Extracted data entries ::
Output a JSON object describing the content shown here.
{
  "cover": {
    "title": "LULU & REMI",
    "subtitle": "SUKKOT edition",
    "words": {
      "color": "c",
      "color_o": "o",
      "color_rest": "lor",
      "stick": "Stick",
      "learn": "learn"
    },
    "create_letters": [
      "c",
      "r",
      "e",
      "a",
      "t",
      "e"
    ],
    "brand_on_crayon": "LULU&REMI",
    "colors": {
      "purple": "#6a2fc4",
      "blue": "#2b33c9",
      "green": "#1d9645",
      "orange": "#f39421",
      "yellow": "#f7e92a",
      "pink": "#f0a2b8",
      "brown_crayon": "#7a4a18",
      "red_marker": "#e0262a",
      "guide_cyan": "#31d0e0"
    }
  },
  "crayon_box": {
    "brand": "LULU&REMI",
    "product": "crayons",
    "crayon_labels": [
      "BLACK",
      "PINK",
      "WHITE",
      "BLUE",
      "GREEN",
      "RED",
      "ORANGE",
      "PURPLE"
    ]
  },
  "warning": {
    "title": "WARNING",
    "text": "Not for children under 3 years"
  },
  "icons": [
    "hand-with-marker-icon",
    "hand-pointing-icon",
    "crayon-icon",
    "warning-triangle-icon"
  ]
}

Task brief :: Repeat all of the records above exactly as written.

Reply ::
Output a JSON object describing the content shown here.
{
  "cover": {
    "title": "LULU & REMI",
    "subtitle": "SUKKOT edition",
    "words": {
      "color": "c",
      "color_o": "o",
      "color_rest": "lor",
      "stick": "Stick",
      "learn": "learn"
    },
    "create_letters": [
      "c",
      "r",
      "e",
      "a",
      "t",
      "e"
    ],
    "brand_on_crayon": "LULU&REMI",
    "colors": {
      "purple": "#6a2fc4",
      "blue": "#2b33c9",
      "green": "#1d9645",
      "orange": "#f39421",
      "yellow": "#f7e92a",
      "pink": "#f0a2b8",
      "brown_crayon": "#7a4a18",
      "red_marker": "#e0262a",
      "guide_cyan": "#31d0e0"
    }
  },
  "crayon_box": {
    "brand": "LULU&REMI",
    "product": "crayons",
    "crayon_labels": [
      "BLACK",
      "PINK",
      "WHITE",
      "BLUE",
      "GREEN",
      "RED",
      "ORANGE",
      "PURPLE"
    ]
  },
  "warning": {
    "title": "WARNING",
    "text": "Not for children under 3 years"
  },
  "icons": [
    "hand-with-marker-icon",
    "hand-pointing-icon",
    "crayon-icon",
    "warning-triangle-icon"
  ]
}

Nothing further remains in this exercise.